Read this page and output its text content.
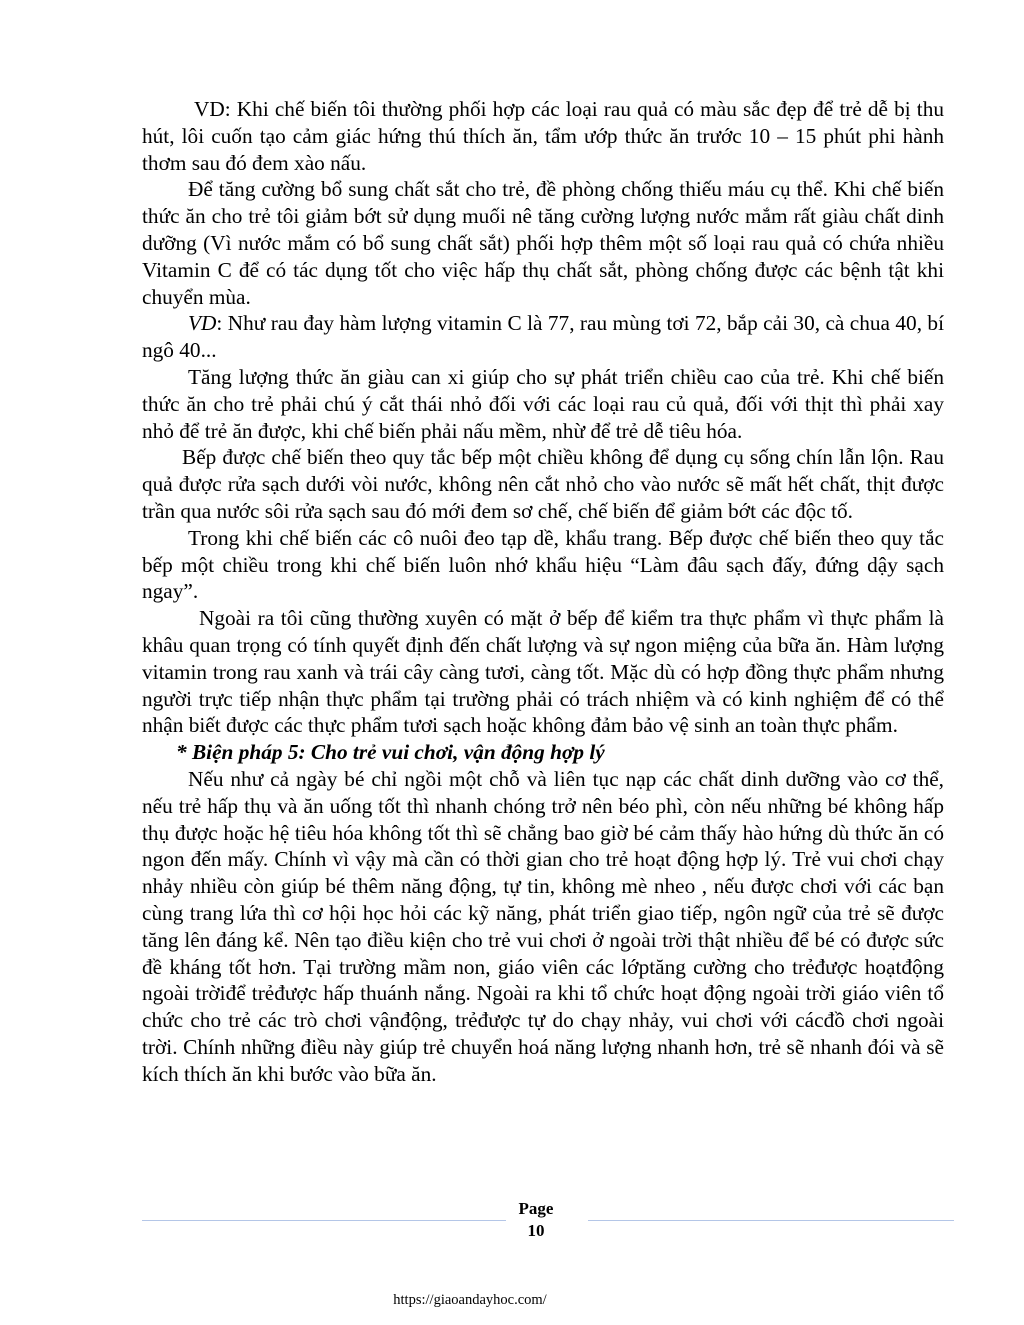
VD: Khi chế biến tôi thường phối hợp các loại rau quả có màu sắc đẹp để trẻ dễ bị thu hút, lôi cuốn tạo cảm giác hứng thú thích ăn, tẩm ướp thức ăn trước 10 – 15 phút phi hành thơm sau đó đem xào nấu.

Để tăng cường bổ sung chất sắt cho trẻ, đề phòng chống thiếu máu cụ thể. Khi chế biến thức ăn cho trẻ tôi giảm bớt sử dụng muối nê tăng cường lượng nước mắm rất giàu chất dinh dưỡng (Vì nước mắm có bổ sung chất sắt) phối hợp thêm một số loại rau quả có chứa nhiều Vitamin C để có tác dụng tốt cho việc hấp thụ chất sắt, phòng chống được các bệnh tật khi chuyển mùa.

VD: Như rau đay hàm lượng vitamin C là 77, rau mùng tơi 72, bắp cải 30, cà chua 40, bí ngô 40...

Tăng lượng thức ăn giàu can xi giúp cho sự phát triển chiều cao của trẻ. Khi chế biến thức ăn cho trẻ phải chú ý cắt thái nhỏ đối với các loại rau củ quả, đối với thịt thì phải xay nhỏ để trẻ ăn được, khi chế biến phải nấu mềm, nhừ để trẻ dễ tiêu hóa.

Bếp được chế biến theo quy tắc bếp một chiều không để dụng cụ sống chín lẫn lộn. Rau quả được rửa sạch dưới vòi nước, không nên cắt nhỏ cho vào nước sẽ mất hết chất, thịt được trần qua nước sôi rửa sạch sau đó mới đem sơ chế, chế biến để giảm bớt các độc tố.

Trong khi chế biến các cô nuôi đeo tạp dề, khẩu trang. Bếp được chế biến theo quy tắc bếp một chiều trong khi chế biến luôn nhớ khẩu hiệu “Làm đâu sạch đấy, đứng dậy sạch ngay”.

Ngoài ra tôi cũng thường xuyên có mặt ở bếp để kiểm tra thực phẩm vì thực phẩm là khâu quan trọng có tính quyết định đến chất lượng và sự ngon miệng của bữa ăn. Hàm lượng vitamin trong rau xanh và trái cây càng tươi, càng tốt. Mặc dù có hợp đồng thực phẩm nhưng người trực tiếp nhận thực phẩm tại trường phải có trách nhiệm và có kinh nghiệm để có thể nhận biết được các thực phẩm tươi sạch hoặc không đảm bảo vệ sinh an toàn thực phẩm.

* Biện pháp 5: Cho trẻ vui chơi, vận động hợp lý

Nếu như cả ngày bé chỉ ngồi một chỗ và liên tục nạp các chất dinh dưỡng vào cơ thể, nếu trẻ hấp thụ và ăn uống tốt thì nhanh chóng trở nên béo phì, còn nếu những bé không hấp thụ được hoặc hệ tiêu hóa không tốt thì sẽ chẳng bao giờ bé cảm thấy hào hứng dù thức ăn có ngon đến mấy. Chính vì vậy mà cần có thời gian cho trẻ hoạt động hợp lý. Trẻ vui chơi chạy nhảy nhiều còn giúp bé thêm năng động, tự tin, không mè nheo , nếu được chơi với các bạn cùng trang lứa thì cơ hội học hỏi các kỹ năng, phát triển giao tiếp, ngôn ngữ của trẻ sẽ được tăng lên đáng kể. Nên tạo điều kiện cho trẻ vui chơi ở ngoài trời thật nhiều để bé có được sức đề kháng tốt hơn. Tại trường mầm non, giáo viên các lớptăng cường cho trẻđược hoạtđộng ngoài trờiđể trẻđược hấp thuánh nắng. Ngoài ra khi tổ chức hoạt động ngoài trời giáo viên tổ chức cho trẻ các trò chơi vậnđộng, trẻđược tự do chạy nhảy, vui chơi với cácđồ chơi ngoài trời. Chính những điều này giúp trẻ chuyển hoá năng lượng nhanh hơn, trẻ sẽ nhanh đói và sẽ kích thích ăn khi bước vào bữa ăn.

Page
10
https://giaoandayhoc.com/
= = =
--- STATED EXERCISE ---
Quote the records in full and exactly; skip any image.

--- ANSWER TO THE PROBLEM ---
Read this page and output its text content.
VD: Khi chế biến tôi thường phối hợp các loại rau quả có màu sắc đẹp để trẻ dễ bị thu hút, lôi cuốn tạo cảm giác hứng thú thích ăn, tẩm ướp thức ăn trước 10 – 15 phút phi hành thơm sau đó đem xào nấu.

Để tăng cường bổ sung chất sắt cho trẻ, đề phòng chống thiếu máu cụ thể. Khi chế biến thức ăn cho trẻ tôi giảm bớt sử dụng muối nê tăng cường lượng nước mắm rất giàu chất dinh dưỡng (Vì nước mắm có bổ sung chất sắt) phối hợp thêm một số loại rau quả có chứa nhiều Vitamin C để có tác dụng tốt cho việc hấp thụ chất sắt, phòng chống được các bệnh tật khi chuyển mùa.

VD: Như rau đay hàm lượng vitamin C là 77, rau mùng tơi 72, bắp cải 30, cà chua 40, bí ngô 40...

Tăng lượng thức ăn giàu can xi giúp cho sự phát triển chiều cao của trẻ. Khi chế biến thức ăn cho trẻ phải chú ý cắt thái nhỏ đối với các loại rau củ quả, đối với thịt thì phải xay nhỏ để trẻ ăn được, khi chế biến phải nấu mềm, nhừ để trẻ dễ tiêu hóa.

Bếp được chế biến theo quy tắc bếp một chiều không để dụng cụ sống chín lẫn lộn. Rau quả được rửa sạch dưới vòi nước, không nên cắt nhỏ cho vào nước sẽ mất hết chất, thịt được trần qua nước sôi rửa sạch sau đó mới đem sơ chế, chế biến để giảm bớt các độc tố.

Trong khi chế biến các cô nuôi đeo tạp dề, khẩu trang. Bếp được chế biến theo quy tắc bếp một chiều trong khi chế biến luôn nhớ khẩu hiệu “Làm đâu sạch đấy, đứng dậy sạch ngay”.

Ngoài ra tôi cũng thường xuyên có mặt ở bếp để kiểm tra thực phẩm vì thực phẩm là khâu quan trọng có tính quyết định đến chất lượng và sự ngon miệng của bữa ăn. Hàm lượng vitamin trong rau xanh và trái cây càng tươi, càng tốt. Mặc dù có hợp đồng thực phẩm nhưng người trực tiếp nhận thực phẩm tại trường phải có trách nhiệm và có kinh nghiệm để có thể nhận biết được các thực phẩm tươi sạch hoặc không đảm bảo vệ sinh an toàn thực phẩm.

* Biện pháp 5: Cho trẻ vui chơi, vận động hợp lý

Nếu như cả ngày bé chỉ ngồi một chỗ và liên tục nạp các chất dinh dưỡng vào cơ thể, nếu trẻ hấp thụ và ăn uống tốt thì nhanh chóng trở nên béo phì, còn nếu những bé không hấp thụ được hoặc hệ tiêu hóa không tốt thì sẽ chẳng bao giờ bé cảm thấy hào hứng dù thức ăn có ngon đến mấy. Chính vì vậy mà cần có thời gian cho trẻ hoạt động hợp lý. Trẻ vui chơi chạy nhảy nhiều còn giúp bé thêm năng động, tự tin, không mè nheo , nếu được chơi với các bạn cùng trang lứa thì cơ hội học hỏi các kỹ năng, phát triển giao tiếp, ngôn ngữ của trẻ sẽ được tăng lên đáng kể. Nên tạo điều kiện cho trẻ vui chơi ở ngoài trời thật nhiều để bé có được sức đề kháng tốt hơn. Tại trường mầm non, giáo viên các lớptăng cường cho trẻđược hoạtđộng ngoài trờiđể trẻđược hấp thuánh nắng. Ngoài ra khi tổ chức hoạt động ngoài trời giáo viên tổ chức cho trẻ các trò chơi vậnđộng, trẻđược tự do chạy nhảy, vui chơi với cácđồ chơi ngoài trời. Chính những điều này giúp trẻ chuyển hoá năng lượng nhanh hơn, trẻ sẽ nhanh đói và sẽ kích thích ăn khi bước vào bữa ăn.

Page
10
https://giaoandayhoc.com/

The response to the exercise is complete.